- _Exercise_: Copy every line of the data that contains the string "initials".

(Data items)
================
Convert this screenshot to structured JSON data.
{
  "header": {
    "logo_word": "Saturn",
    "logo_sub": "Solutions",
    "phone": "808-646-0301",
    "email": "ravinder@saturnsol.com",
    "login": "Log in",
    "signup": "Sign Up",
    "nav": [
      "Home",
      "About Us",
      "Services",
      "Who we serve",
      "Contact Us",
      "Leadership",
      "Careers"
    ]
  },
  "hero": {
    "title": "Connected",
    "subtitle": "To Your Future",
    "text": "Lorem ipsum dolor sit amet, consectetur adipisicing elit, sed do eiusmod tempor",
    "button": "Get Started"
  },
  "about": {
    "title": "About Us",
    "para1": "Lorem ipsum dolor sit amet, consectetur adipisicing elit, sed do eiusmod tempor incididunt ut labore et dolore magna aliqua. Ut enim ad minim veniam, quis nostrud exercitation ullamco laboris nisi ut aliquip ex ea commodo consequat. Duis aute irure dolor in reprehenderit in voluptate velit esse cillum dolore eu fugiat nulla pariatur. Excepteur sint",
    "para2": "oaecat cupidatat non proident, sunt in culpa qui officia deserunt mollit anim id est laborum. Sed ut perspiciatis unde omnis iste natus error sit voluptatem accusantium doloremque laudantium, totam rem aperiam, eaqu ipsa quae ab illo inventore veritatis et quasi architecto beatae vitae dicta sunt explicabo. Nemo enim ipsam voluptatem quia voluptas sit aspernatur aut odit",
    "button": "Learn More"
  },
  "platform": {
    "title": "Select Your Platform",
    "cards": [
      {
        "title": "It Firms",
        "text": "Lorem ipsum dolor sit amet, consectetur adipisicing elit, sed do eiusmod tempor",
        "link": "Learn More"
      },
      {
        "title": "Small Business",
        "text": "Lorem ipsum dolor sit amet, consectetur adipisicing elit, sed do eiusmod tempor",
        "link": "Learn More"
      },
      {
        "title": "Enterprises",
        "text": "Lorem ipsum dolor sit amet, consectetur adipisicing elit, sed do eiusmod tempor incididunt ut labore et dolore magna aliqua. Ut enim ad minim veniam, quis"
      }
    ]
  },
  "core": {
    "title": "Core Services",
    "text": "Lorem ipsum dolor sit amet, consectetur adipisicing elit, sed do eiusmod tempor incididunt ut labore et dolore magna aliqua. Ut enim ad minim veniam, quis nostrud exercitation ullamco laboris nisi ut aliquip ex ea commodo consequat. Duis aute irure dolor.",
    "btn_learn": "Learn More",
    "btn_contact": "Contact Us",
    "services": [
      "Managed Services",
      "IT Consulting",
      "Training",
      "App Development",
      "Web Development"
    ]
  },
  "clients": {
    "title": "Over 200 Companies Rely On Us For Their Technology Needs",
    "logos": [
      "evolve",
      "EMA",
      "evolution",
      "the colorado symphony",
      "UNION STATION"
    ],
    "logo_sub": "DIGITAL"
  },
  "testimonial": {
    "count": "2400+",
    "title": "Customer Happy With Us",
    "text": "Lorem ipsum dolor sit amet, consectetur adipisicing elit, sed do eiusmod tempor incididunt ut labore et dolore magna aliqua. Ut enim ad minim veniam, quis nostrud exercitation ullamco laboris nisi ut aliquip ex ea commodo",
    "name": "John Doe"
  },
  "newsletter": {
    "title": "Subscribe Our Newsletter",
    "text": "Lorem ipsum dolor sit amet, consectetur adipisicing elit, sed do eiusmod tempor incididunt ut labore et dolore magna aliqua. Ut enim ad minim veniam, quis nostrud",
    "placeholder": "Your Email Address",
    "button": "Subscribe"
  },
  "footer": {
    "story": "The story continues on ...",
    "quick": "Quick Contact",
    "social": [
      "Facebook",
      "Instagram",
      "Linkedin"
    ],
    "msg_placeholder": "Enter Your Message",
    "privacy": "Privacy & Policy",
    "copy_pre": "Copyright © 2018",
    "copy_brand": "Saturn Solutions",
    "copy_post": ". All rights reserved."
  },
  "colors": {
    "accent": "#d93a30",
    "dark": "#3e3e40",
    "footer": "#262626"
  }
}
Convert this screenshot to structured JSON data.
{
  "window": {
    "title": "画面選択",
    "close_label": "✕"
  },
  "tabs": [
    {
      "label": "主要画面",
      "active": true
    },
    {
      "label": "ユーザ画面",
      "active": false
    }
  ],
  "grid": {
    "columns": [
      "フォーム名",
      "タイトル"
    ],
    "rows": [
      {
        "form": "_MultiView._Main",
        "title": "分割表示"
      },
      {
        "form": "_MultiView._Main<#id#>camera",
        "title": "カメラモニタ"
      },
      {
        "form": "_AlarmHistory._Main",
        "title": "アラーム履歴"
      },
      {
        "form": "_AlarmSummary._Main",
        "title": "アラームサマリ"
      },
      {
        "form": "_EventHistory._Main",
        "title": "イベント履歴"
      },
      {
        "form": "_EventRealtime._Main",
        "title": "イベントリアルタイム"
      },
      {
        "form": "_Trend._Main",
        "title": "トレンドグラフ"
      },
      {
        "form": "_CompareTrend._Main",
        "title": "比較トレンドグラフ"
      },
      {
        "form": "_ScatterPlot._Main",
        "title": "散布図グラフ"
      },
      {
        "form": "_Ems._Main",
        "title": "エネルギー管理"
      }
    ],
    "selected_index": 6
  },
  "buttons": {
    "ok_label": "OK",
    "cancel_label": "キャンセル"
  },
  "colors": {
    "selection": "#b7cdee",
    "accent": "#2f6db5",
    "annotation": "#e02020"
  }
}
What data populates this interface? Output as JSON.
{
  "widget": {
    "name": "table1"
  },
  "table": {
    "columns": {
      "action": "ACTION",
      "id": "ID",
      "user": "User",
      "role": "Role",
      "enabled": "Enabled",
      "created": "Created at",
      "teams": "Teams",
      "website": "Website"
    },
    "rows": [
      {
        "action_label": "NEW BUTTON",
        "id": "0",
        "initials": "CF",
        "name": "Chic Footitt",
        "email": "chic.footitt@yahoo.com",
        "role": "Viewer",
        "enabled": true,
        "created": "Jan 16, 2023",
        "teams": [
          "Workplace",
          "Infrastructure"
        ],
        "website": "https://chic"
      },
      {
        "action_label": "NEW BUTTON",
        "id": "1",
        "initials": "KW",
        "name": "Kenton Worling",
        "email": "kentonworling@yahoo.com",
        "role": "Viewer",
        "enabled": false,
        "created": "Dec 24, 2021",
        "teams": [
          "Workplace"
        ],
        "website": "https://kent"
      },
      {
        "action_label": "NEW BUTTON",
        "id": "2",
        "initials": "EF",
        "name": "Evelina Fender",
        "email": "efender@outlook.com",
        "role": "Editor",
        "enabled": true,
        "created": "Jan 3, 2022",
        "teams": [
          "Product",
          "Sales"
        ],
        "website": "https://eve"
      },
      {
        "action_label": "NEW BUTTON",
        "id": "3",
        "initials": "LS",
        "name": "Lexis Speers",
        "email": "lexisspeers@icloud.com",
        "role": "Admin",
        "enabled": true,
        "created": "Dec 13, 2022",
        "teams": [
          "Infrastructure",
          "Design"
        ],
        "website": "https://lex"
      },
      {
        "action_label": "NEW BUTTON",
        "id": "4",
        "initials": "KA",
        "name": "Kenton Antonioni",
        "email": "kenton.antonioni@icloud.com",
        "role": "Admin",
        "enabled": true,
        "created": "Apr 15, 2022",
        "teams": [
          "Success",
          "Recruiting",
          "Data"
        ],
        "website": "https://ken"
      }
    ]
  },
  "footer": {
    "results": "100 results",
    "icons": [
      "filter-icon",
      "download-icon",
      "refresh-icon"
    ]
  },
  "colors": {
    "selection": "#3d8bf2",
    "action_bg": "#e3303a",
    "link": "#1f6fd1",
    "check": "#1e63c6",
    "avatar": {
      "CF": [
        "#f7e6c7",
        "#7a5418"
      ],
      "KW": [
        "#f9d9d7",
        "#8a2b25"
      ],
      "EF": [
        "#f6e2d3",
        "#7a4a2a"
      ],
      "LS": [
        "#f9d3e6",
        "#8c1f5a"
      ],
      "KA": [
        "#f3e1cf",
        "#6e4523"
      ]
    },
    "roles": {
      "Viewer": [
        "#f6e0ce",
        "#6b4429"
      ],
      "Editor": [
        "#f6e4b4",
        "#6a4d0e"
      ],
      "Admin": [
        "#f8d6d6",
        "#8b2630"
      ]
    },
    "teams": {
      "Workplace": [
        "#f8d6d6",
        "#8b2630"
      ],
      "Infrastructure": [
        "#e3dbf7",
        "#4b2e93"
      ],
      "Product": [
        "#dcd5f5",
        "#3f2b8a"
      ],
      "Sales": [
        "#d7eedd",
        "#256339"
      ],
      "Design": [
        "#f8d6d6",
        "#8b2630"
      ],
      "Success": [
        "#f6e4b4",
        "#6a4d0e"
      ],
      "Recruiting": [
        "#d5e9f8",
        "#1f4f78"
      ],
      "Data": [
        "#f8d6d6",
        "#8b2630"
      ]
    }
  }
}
================
- _Task response_:
        "initials": "CF",
        "initials": "KW",
        "initials": "EF",
        "initials": "LS",
        "initials": "KA",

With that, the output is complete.